--- Data entries ---
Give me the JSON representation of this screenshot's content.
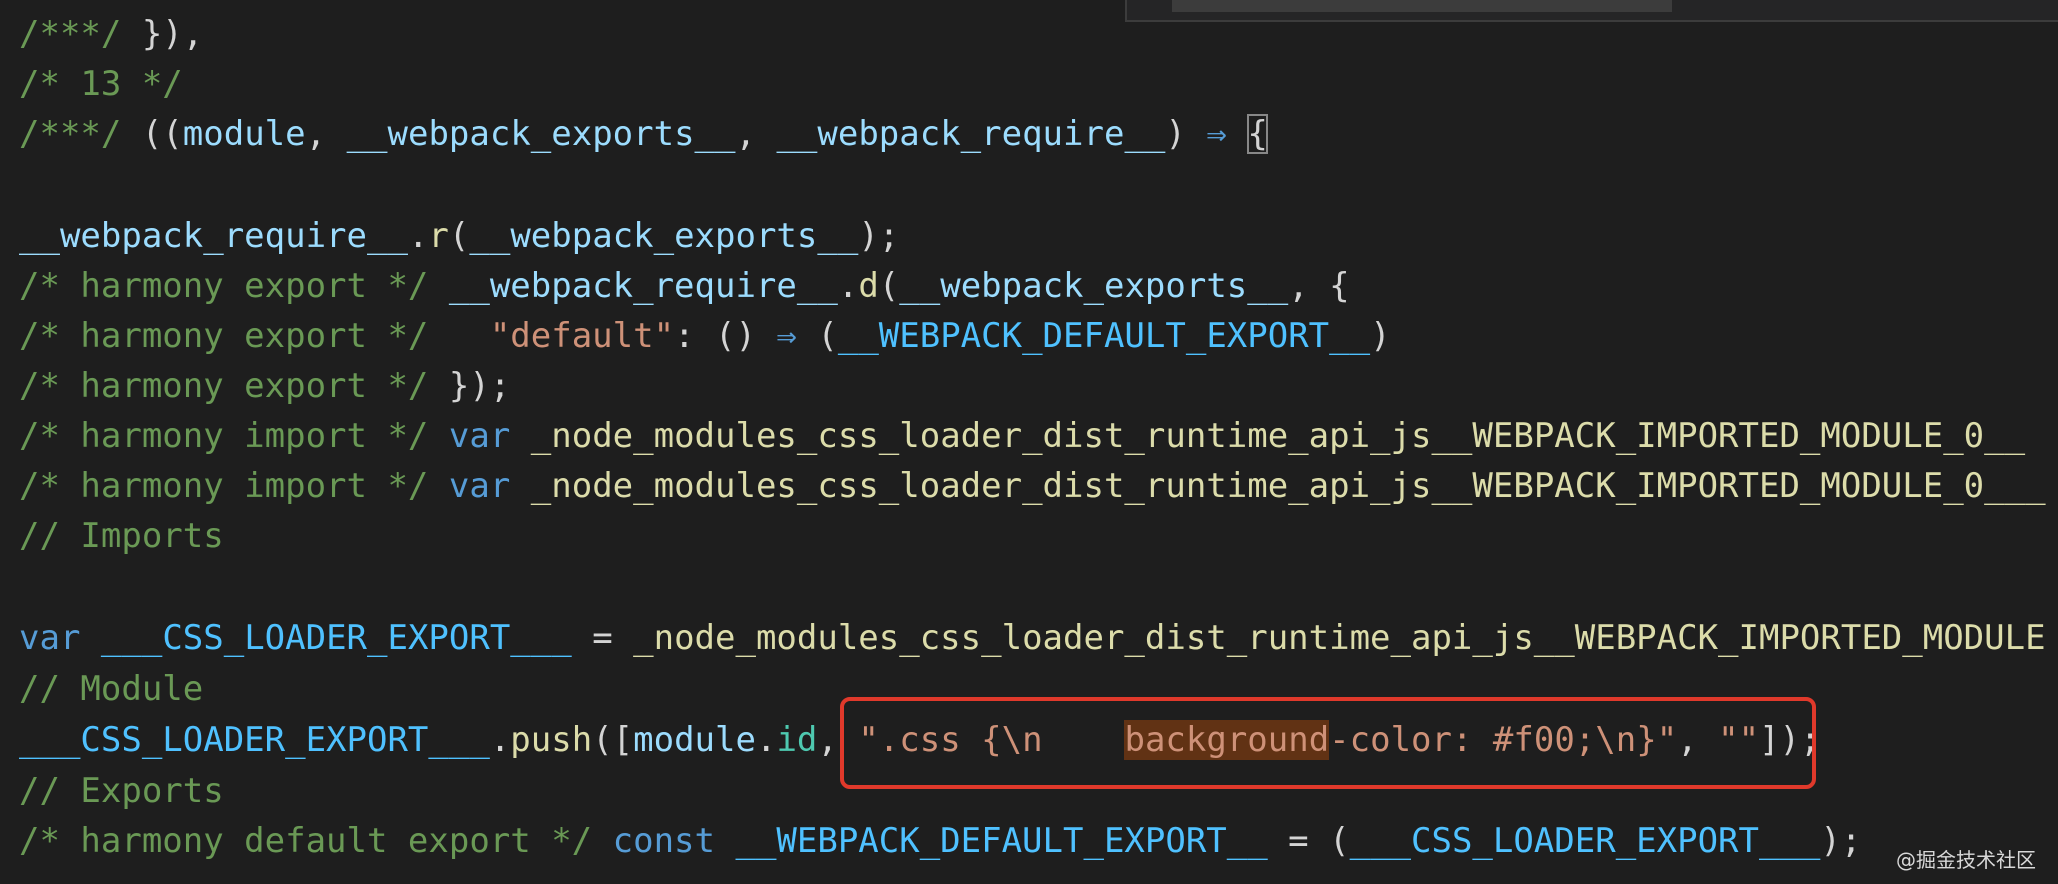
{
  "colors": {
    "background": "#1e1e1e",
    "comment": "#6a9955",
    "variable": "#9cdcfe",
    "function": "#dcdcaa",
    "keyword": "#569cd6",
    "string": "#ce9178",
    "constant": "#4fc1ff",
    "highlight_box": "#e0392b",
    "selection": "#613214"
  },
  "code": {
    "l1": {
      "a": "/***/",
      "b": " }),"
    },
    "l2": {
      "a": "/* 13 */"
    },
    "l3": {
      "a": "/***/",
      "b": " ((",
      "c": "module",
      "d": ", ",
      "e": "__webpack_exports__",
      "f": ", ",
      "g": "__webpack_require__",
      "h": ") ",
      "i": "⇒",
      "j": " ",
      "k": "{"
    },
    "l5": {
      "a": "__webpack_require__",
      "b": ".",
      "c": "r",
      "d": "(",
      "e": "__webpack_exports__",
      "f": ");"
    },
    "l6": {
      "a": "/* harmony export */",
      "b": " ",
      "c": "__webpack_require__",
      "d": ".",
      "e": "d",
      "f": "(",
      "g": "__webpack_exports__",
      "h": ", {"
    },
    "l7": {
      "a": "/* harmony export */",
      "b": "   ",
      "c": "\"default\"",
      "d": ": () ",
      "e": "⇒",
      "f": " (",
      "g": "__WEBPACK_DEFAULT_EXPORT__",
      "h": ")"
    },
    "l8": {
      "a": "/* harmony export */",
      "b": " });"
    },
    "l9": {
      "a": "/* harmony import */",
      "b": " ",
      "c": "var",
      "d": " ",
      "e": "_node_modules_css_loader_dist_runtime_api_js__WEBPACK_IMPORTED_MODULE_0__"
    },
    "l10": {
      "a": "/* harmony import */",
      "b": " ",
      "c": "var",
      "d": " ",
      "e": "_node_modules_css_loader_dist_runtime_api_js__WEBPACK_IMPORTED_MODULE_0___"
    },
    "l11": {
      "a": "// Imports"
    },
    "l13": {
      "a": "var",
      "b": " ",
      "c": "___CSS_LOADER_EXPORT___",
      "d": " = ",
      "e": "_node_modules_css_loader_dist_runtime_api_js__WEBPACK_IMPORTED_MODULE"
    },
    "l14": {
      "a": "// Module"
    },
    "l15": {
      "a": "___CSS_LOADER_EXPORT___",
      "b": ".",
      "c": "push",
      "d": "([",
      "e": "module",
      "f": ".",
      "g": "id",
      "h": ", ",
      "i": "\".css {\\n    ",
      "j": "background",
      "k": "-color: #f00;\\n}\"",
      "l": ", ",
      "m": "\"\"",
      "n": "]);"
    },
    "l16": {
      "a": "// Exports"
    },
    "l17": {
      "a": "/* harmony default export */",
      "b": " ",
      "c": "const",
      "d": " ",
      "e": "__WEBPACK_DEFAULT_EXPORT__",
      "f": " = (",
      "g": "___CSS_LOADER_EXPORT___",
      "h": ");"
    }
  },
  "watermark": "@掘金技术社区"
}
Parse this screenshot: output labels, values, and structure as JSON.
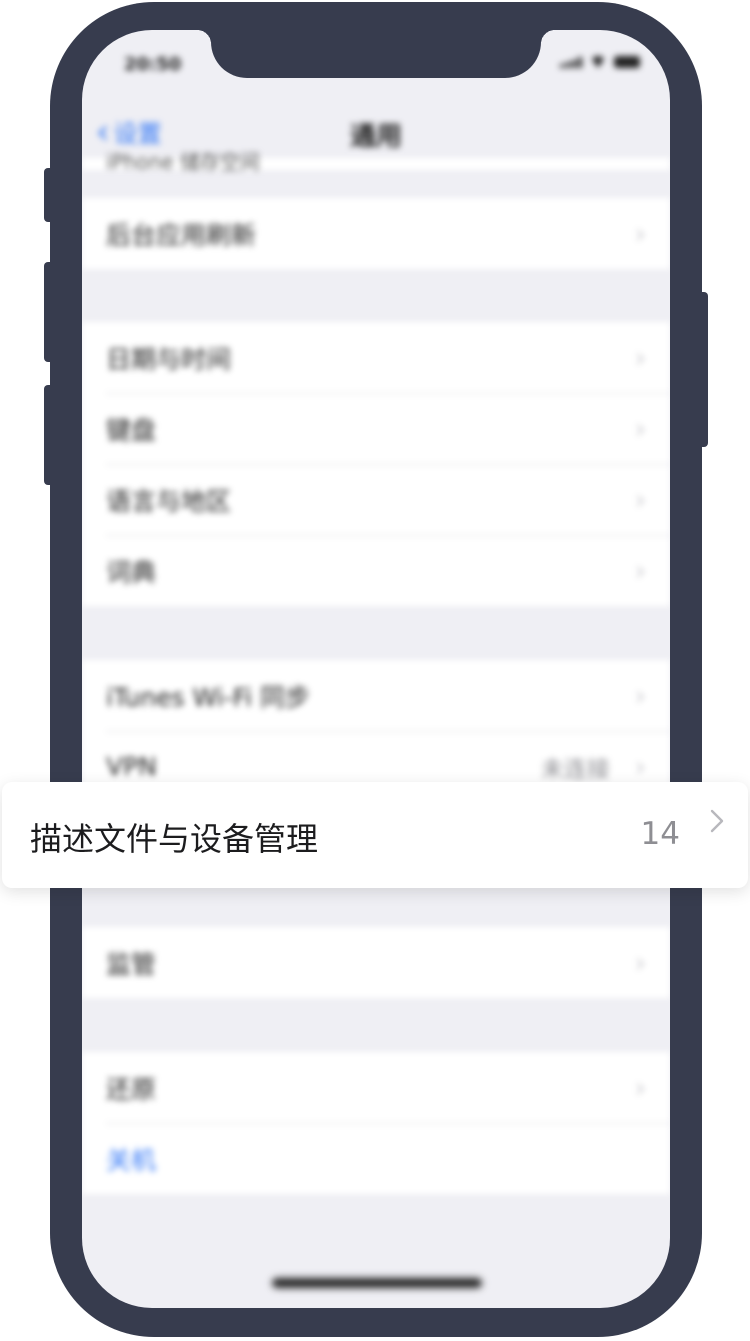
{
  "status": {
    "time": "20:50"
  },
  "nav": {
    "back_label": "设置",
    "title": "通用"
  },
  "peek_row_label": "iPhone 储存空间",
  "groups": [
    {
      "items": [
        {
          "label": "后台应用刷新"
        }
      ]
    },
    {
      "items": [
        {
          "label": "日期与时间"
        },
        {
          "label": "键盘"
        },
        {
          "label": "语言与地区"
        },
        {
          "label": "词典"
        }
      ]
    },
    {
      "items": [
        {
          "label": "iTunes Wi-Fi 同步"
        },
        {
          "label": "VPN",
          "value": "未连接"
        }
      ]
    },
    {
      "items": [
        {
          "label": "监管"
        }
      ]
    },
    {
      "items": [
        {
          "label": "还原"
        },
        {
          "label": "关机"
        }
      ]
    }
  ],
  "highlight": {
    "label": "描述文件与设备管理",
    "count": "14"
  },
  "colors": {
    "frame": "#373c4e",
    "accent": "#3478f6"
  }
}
---
# Given instruction
Pick out and copy the lines of the entries that hold the string "screenshot".

# Full solution
Give me the JSON representation of this screenshot's content.
Parse this screenshot: output labels, values, and structure as JSON.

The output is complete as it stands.